*Records from a data source:*
(begin)
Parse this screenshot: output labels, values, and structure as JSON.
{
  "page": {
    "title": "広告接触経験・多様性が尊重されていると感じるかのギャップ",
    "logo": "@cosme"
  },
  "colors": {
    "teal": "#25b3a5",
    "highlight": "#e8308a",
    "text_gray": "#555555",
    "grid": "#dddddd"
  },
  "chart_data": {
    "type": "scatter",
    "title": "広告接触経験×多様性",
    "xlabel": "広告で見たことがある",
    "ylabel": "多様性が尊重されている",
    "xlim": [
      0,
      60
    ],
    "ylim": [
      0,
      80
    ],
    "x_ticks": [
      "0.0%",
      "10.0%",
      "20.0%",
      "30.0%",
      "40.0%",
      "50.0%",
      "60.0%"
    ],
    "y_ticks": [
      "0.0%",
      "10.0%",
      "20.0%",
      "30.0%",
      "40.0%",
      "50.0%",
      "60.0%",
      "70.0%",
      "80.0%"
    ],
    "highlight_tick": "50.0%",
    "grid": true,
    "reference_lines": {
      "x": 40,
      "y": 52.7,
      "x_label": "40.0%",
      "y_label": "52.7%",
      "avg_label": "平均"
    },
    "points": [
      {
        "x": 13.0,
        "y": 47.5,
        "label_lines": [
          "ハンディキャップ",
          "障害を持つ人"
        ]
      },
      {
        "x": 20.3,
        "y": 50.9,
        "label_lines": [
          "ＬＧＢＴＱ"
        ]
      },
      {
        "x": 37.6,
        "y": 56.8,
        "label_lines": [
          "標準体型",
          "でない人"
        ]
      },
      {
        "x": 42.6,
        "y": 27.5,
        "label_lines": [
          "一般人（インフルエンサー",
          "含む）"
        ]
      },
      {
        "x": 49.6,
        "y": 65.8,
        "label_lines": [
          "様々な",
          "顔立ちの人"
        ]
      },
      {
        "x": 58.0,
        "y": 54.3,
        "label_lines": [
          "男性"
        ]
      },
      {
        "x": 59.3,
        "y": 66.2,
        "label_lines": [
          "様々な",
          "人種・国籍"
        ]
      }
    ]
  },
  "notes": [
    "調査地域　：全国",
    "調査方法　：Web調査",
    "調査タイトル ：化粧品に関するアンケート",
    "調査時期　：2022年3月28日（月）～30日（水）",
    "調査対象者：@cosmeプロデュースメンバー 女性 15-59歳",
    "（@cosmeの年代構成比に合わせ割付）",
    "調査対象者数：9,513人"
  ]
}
(end)
*WHAT THIS TASK INVOLVES:*
Restate every line of the data word for word.

*THE OUTPUT:*
Parse this screenshot: output labels, values, and structure as JSON.
{
  "page": {
    "title": "広告接触経験・多様性が尊重されていると感じるかのギャップ",
    "logo": "@cosme"
  },
  "colors": {
    "teal": "#25b3a5",
    "highlight": "#e8308a",
    "text_gray": "#555555",
    "grid": "#dddddd"
  },
  "chart_data": {
    "type": "scatter",
    "title": "広告接触経験×多様性",
    "xlabel": "広告で見たことがある",
    "ylabel": "多様性が尊重されている",
    "xlim": [
      0,
      60
    ],
    "ylim": [
      0,
      80
    ],
    "x_ticks": [
      "0.0%",
      "10.0%",
      "20.0%",
      "30.0%",
      "40.0%",
      "50.0%",
      "60.0%"
    ],
    "y_ticks": [
      "0.0%",
      "10.0%",
      "20.0%",
      "30.0%",
      "40.0%",
      "50.0%",
      "60.0%",
      "70.0%",
      "80.0%"
    ],
    "highlight_tick": "50.0%",
    "grid": true,
    "reference_lines": {
      "x": 40,
      "y": 52.7,
      "x_label": "40.0%",
      "y_label": "52.7%",
      "avg_label": "平均"
    },
    "points": [
      {
        "x": 13.0,
        "y": 47.5,
        "label_lines": [
          "ハンディキャップ",
          "障害を持つ人"
        ]
      },
      {
        "x": 20.3,
        "y": 50.9,
        "label_lines": [
          "ＬＧＢＴＱ"
        ]
      },
      {
        "x": 37.6,
        "y": 56.8,
        "label_lines": [
          "標準体型",
          "でない人"
        ]
      },
      {
        "x": 42.6,
        "y": 27.5,
        "label_lines": [
          "一般人（インフルエンサー",
          "含む）"
        ]
      },
      {
        "x": 49.6,
        "y": 65.8,
        "label_lines": [
          "様々な",
          "顔立ちの人"
        ]
      },
      {
        "x": 58.0,
        "y": 54.3,
        "label_lines": [
          "男性"
        ]
      },
      {
        "x": 59.3,
        "y": 66.2,
        "label_lines": [
          "様々な",
          "人種・国籍"
        ]
      }
    ]
  },
  "notes": [
    "調査地域　：全国",
    "調査方法　：Web調査",
    "調査タイトル ：化粧品に関するアンケート",
    "調査時期　：2022年3月28日（月）～30日（水）",
    "調査対象者：@cosmeプロデュースメンバー 女性 15-59歳",
    "（@cosmeの年代構成比に合わせ割付）",
    "調査対象者数：9,513人"
  ]
}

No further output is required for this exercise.